__RECORDS FOR THE TASK__.
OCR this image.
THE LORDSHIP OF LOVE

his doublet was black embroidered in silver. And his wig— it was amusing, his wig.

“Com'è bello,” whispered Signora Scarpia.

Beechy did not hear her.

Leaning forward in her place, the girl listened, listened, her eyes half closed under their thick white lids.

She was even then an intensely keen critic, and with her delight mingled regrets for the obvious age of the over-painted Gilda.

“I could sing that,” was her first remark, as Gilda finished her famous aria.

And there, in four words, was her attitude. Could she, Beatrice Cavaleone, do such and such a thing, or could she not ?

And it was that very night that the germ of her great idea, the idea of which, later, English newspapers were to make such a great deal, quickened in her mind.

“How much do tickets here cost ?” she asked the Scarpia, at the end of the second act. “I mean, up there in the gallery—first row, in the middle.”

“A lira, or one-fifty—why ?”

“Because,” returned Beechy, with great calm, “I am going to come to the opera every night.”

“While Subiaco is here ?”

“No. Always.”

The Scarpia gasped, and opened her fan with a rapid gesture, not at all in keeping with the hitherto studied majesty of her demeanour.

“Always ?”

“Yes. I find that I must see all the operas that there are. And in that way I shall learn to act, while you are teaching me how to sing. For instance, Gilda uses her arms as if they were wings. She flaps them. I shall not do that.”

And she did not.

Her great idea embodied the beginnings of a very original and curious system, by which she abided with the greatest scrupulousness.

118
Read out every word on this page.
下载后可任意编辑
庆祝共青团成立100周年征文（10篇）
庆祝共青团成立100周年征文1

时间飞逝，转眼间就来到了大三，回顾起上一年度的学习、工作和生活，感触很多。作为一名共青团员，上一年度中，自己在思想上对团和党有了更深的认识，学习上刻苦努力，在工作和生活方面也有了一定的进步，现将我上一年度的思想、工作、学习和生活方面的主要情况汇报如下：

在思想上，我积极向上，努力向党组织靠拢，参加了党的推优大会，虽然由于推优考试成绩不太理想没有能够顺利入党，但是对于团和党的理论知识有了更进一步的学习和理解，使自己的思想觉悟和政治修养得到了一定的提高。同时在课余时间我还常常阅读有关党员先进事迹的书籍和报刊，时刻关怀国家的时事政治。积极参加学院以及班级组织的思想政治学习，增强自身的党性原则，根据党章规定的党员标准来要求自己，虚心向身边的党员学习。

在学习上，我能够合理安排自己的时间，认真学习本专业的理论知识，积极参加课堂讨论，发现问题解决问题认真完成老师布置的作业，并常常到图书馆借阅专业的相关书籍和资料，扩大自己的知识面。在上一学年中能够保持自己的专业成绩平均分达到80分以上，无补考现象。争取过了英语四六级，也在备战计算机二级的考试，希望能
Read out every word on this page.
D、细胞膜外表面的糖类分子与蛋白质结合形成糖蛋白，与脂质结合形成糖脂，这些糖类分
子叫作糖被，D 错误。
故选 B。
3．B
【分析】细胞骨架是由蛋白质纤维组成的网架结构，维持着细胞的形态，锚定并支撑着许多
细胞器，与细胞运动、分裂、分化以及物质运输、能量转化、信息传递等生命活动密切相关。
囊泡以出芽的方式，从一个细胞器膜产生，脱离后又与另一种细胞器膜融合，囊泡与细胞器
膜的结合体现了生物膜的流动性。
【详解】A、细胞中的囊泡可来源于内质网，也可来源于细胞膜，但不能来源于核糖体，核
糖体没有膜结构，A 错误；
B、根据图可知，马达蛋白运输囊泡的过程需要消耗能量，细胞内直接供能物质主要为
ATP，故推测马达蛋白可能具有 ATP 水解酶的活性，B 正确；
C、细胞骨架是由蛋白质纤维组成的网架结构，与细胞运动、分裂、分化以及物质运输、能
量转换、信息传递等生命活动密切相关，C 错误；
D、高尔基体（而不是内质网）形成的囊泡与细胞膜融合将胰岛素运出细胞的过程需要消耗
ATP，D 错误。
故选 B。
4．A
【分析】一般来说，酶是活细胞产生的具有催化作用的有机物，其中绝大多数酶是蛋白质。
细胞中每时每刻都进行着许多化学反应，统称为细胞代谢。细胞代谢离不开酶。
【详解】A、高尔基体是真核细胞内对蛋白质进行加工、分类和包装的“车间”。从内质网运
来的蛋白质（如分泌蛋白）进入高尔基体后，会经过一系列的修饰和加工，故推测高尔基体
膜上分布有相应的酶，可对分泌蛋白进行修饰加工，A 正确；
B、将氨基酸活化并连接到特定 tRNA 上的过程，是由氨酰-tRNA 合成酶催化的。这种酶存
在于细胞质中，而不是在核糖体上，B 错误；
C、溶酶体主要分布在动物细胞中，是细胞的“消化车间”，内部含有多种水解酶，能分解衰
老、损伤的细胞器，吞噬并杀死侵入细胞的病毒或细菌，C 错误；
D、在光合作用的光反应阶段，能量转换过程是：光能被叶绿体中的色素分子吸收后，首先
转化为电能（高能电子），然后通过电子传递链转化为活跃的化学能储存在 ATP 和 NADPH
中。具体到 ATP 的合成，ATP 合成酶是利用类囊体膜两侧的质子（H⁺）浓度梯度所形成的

__TO DO__. Reproduce every line from the entries that holds the word "with".

__CORRECT ANSWER__.
She was even then an intensely keen critic, and with her delight mingled regrets for the obvious age of the over-painted Gilda.
“Because,” returned Beechy, with great calm, “I am going to come to the opera every night.”
The Scarpia gasped, and opened her fan with a rapid gesture, not at all in keeping with the hitherto studied majesty of her demeanour.
Her great idea embodied the beginnings of a very original and curious system, by which she abided with the greatest scrupulousness.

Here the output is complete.